Semanas depois teve Caê na Concha Acústica. Eu já tinha visto Caetano, mas fiquei pirado, pois era na tour de Circuladô, em 1992. Fiquei pirado por causa dos outdoors. Foi quase igual a história com o Ramones. Era Caê e Daniela Mercury (início de carreira) e tava no outdoor “Caetano Veloso e Daniela Mercury”. Esse outdoor ficou assim por três semanas e faltando dois dias pro show colocaram embaixo da palavra Caetano Veloso, em letras minúsculas, “Voz e Violão”. Eu tinha o CD Circuladô ao Vivo e queria ver a banda toda, não ele voz e violão. Mas já tinha comprado e fui. Não vi Daniela. Saí antes. Mas dessa vez na Concha era com banda. E de rock.
Na Concha não tem lugar marcado e ficamos num lugar que, a priori, parecia ruim, pois era em cima da mesa de som. Porém, por parecer ruim, não tinha ninguém, um vazio no meio da platéia e por isso se transformou no melhor lugar do show.
O show durou cerca de 1:40 e durante a primeira hora o que mais se ouvia era a palavra “senta”. Algumas pessoas queriam dançar e outras queriam ver o show sentados. Como estava no meio, pude presenciar várias confusões ao redor. Os “sentados” gritavam “senta, senta, senta” e por causa disso, na minha frente, quase que um cara senta a mão no outro. “Vão dizer que a violência é culpa do rock”, pensei.
Uma hora rolou uns aplausos, logo no início de uma música, e Caê achou que era pra ele e sorriu em direção ao grupo que aplaudia. Mas eles estavam aplaudindo o cara da frente que finalmente sentou.
Do meu lado, um casal que era visivelmente “público TCA”. Faixa dos 45, ela de preto, ele de camisa de botão, ela maquiada, ele de barba bem feita... Ela em pé, ele sentado... Imagino que foram pro show de Caetano no modo “é Caetano? Então vamos”.
Ela batia palmas cada vez mais desmotivadas enquanto seu marido tapava os dois ouvidos por causa da barulheira que o guitarrista de Caê, Pedro Sá, fazia no fim de uma música com sua guitarra. Uma microfonia dissonante à Sonic Youth.
– Caetano tá tão estranho – comentou ela no fim da musica.
= = = =
Tarefas e exercícios:
1 - Diga se cada afirmação concorda com o relato do show de Caetano, respondendo sim ou não e citando literalmente as palavras do texto que decidem a questão: (a) o show na Concha durou cerca de uma hora e quarenta minutos; (b) o lugar em cima da mesa de som estava lotado de gente; (c) o guitarrista de Caê era Pedro Sá.
2 - Transcreva fielmente o relato do show de Caetano, desde "Do meu lado, um" até "fim da musica.".
3 - Segundo o relato do show de Caetano, por quanto tempo o outdoor ficou anunciando apenas "Caetano Veloso e Daniela Mercury" antes do acréscimo de "Voz e Violão"?
= = = =
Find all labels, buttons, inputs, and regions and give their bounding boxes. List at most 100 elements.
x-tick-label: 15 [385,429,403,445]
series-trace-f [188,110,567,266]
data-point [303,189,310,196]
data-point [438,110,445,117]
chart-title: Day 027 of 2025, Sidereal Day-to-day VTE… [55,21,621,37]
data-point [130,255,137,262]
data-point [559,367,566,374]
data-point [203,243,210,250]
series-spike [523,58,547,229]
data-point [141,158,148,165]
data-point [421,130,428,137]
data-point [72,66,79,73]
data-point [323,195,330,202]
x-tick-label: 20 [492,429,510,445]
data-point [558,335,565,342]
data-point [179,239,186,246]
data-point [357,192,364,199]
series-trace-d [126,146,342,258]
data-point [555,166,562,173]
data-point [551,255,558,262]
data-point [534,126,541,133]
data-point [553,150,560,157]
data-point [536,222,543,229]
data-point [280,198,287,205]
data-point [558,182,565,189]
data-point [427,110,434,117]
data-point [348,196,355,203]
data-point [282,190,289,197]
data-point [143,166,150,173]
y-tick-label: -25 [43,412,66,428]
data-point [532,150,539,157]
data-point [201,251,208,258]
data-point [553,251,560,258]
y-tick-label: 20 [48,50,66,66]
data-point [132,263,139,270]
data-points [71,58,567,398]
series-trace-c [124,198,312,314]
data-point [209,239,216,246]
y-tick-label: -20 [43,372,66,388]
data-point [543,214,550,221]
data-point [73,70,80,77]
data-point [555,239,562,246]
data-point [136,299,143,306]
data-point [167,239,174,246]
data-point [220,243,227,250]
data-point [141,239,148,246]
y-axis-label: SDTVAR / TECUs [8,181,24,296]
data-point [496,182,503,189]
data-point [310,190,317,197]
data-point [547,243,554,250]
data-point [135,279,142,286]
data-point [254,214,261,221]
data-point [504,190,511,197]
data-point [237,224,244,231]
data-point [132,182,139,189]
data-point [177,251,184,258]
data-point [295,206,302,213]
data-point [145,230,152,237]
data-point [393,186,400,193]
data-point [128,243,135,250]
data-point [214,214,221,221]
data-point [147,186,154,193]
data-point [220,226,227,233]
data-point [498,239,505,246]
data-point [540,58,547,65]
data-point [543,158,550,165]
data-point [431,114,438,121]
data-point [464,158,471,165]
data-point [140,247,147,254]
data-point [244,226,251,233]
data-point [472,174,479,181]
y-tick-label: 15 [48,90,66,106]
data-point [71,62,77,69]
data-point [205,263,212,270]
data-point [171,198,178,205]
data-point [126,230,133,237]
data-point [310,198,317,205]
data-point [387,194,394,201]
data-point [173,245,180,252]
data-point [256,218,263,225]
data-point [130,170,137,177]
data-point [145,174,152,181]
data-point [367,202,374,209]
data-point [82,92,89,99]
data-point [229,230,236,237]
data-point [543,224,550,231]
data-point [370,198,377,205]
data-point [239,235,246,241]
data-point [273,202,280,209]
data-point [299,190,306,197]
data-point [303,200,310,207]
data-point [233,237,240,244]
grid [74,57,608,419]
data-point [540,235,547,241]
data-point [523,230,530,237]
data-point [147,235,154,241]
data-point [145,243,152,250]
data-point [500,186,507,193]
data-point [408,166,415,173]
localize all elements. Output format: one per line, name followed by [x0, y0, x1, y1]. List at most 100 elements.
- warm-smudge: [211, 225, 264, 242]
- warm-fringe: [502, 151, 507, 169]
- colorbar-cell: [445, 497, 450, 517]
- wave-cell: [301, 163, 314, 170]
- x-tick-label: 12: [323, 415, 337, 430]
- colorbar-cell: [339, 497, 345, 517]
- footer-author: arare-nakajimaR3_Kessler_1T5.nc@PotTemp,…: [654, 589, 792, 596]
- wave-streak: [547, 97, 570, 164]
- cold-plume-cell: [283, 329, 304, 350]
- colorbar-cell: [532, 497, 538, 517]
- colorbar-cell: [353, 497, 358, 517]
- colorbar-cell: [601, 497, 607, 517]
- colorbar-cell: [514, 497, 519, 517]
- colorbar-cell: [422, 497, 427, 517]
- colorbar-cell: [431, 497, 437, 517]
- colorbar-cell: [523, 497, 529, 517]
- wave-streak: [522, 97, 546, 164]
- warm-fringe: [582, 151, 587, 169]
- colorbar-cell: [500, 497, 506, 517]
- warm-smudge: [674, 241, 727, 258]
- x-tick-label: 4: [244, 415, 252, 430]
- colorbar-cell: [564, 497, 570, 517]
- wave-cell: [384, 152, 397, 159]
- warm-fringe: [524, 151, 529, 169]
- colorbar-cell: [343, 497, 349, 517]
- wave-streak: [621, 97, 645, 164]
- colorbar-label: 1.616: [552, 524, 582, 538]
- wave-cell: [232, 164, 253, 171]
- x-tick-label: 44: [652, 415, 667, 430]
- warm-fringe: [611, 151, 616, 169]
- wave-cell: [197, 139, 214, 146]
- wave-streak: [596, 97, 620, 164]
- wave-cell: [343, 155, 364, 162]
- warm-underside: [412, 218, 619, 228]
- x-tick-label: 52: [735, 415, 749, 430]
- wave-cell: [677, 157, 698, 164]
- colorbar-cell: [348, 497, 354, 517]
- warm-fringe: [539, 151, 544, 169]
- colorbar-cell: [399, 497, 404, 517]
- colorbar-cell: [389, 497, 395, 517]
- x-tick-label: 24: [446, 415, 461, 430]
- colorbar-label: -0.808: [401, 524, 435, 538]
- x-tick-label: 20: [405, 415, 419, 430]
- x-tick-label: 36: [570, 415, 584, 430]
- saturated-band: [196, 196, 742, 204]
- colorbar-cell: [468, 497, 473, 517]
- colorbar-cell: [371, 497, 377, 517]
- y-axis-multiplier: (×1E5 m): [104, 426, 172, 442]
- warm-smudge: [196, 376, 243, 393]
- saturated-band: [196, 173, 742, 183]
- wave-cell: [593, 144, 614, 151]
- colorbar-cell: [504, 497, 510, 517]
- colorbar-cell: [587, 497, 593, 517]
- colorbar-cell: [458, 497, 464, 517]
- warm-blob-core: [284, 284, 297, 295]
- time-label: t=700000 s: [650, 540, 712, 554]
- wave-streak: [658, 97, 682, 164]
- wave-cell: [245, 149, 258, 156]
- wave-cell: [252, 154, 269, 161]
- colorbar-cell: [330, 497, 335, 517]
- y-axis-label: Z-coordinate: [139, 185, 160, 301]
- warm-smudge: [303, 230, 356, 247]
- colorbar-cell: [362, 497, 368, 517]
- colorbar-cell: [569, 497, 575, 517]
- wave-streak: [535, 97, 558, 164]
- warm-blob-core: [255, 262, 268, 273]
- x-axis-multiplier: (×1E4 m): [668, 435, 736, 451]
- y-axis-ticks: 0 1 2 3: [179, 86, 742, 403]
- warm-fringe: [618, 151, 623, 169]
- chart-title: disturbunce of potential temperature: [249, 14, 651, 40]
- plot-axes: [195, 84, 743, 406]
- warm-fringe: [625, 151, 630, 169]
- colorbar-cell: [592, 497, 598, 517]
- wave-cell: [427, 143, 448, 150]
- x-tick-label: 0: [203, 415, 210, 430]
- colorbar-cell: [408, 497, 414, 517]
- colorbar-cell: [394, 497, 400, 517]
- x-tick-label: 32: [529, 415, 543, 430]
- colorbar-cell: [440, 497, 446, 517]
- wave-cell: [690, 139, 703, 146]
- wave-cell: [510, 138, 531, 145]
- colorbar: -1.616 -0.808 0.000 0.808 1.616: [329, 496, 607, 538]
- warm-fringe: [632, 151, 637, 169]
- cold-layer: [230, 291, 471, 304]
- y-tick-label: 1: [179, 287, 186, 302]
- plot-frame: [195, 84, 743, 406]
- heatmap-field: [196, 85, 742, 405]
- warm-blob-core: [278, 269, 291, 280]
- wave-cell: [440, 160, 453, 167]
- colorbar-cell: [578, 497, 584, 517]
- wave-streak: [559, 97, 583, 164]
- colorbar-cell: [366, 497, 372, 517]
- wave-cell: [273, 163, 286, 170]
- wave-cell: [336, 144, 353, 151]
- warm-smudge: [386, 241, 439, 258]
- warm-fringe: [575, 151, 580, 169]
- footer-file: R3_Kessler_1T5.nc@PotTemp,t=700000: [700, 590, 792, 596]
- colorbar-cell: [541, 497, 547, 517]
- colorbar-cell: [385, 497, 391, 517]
= = = =
Respostas esperadas:
1 -
(a) Sim: "O show durou cerca de 1:40".
(b) Não: "não tinha ninguém, um vazio no meio da platéia".
(c) Sim: "o guitarrista de Caê, Pedro Sá".

2 -
Do meu lado, um casal que era visivelmente “público TCA”. Faixa dos 45, ela de preto, ele de camisa de botão, ela maquiada, ele de barba bem feita... Ela em pé, ele sentado... Imagino que foram pro show de Caetano no modo “é Caetano? Então vamos”.
Ela batia palmas cada vez mais desmotivadas enquanto seu marido tapava os dois ouvidos por causa da barulheira que o guitarrista de Caê, Pedro Sá, fazia no fim de uma música com sua guitarra. Uma microfonia dissonante à Sonic Youth.
– Caetano tá tão estranho – comentou ela no fim da musica.

3 - Por três semanas.